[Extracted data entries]
((

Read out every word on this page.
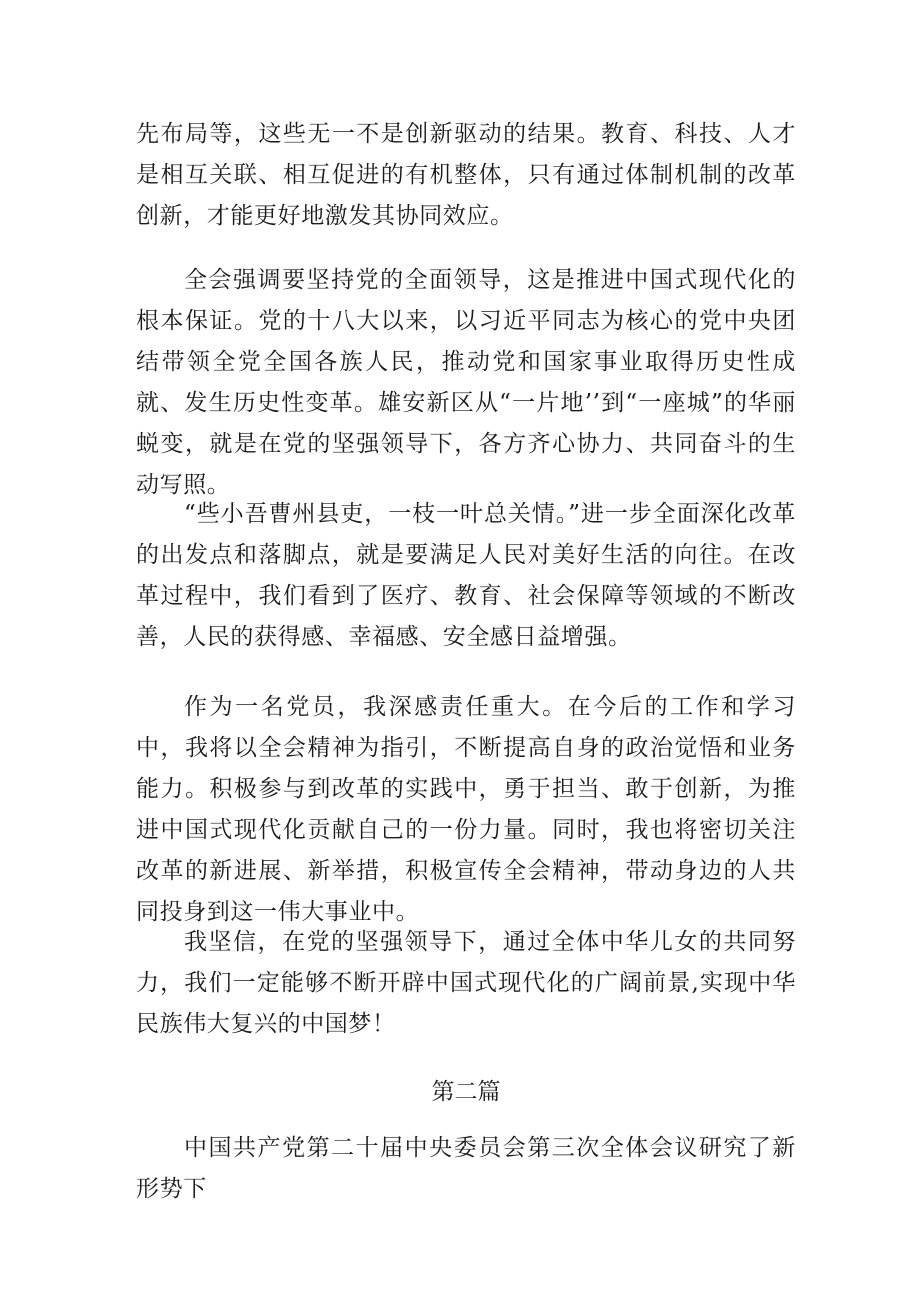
先布局等，这些无一不是创新驱动的结果。教育、科技、人才是相互关联、相互促进的有机整体，只有通过体制机制的改革创新，才能更好地激发其协同效应。

全会强调要坚持党的全面领导，这是推进中国式现代化的根本保证。党的十八大以来，以习近平同志为核心的党中央团结带领全党全国各族人民，推动党和国家事业取得历史性成就、发生历史性变革。雄安新区从“一片地’’到“一座城”的华丽蜕变，就是在党的坚强领导下，各方齐心协力、共同奋斗的生动写照。

“些小吾曹州县吏，一枝一叶总关情。”进一步全面深化改革的出发点和落脚点，就是要满足人民对美好生活的向往。在改革过程中，我们看到了医疗、教育、社会保障等领域的不断改善，人民的获得感、幸福感、安全感日益增强。

作为一名党员，我深感责任重大。在今后的工作和学习中，我将以全会精神为指引，不断提高自身的政治觉悟和业务能力。积极参与到改革的实践中，勇于担当、敢于创新，为推进中国式现代化贡献自己的一份力量。同时，我也将密切关注改革的新进展、新举措，积极宣传全会精神，带动身边的人共同投身到这一伟大事业中。

我坚信，在党的坚强领导下，通过全体中华儿女的共同努力，我们一定能够不断开辟中国式现代化的广阔前景,实现中华民族伟大复兴的中国梦！

第二篇

中国共产党第二十届中央委员会第三次全体会议研究了新形势下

))

Set task -> Leave out the pictures and transcribe everything else exactly.

Written response ->
Read out every word on this page.
先布局等，这些无一不是创新驱动的结果。教育、科技、人才是相互关联、相互促进的有机整体，只有通过体制机制的改革创新，才能更好地激发其协同效应。

全会强调要坚持党的全面领导，这是推进中国式现代化的根本保证。党的十八大以来，以习近平同志为核心的党中央团结带领全党全国各族人民，推动党和国家事业取得历史性成就、发生历史性变革。雄安新区从“一片地’’到“一座城”的华丽蜕变，就是在党的坚强领导下，各方齐心协力、共同奋斗的生动写照。

“些小吾曹州县吏，一枝一叶总关情。”进一步全面深化改革的出发点和落脚点，就是要满足人民对美好生活的向往。在改革过程中，我们看到了医疗、教育、社会保障等领域的不断改善，人民的获得感、幸福感、安全感日益增强。

作为一名党员，我深感责任重大。在今后的工作和学习中，我将以全会精神为指引，不断提高自身的政治觉悟和业务能力。积极参与到改革的实践中，勇于担当、敢于创新，为推进中国式现代化贡献自己的一份力量。同时，我也将密切关注改革的新进展、新举措，积极宣传全会精神，带动身边的人共同投身到这一伟大事业中。

我坚信，在党的坚强领导下，通过全体中华儿女的共同努力，我们一定能够不断开辟中国式现代化的广阔前景,实现中华民族伟大复兴的中国梦！

第二篇

中国共产党第二十届中央委员会第三次全体会议研究了新形势下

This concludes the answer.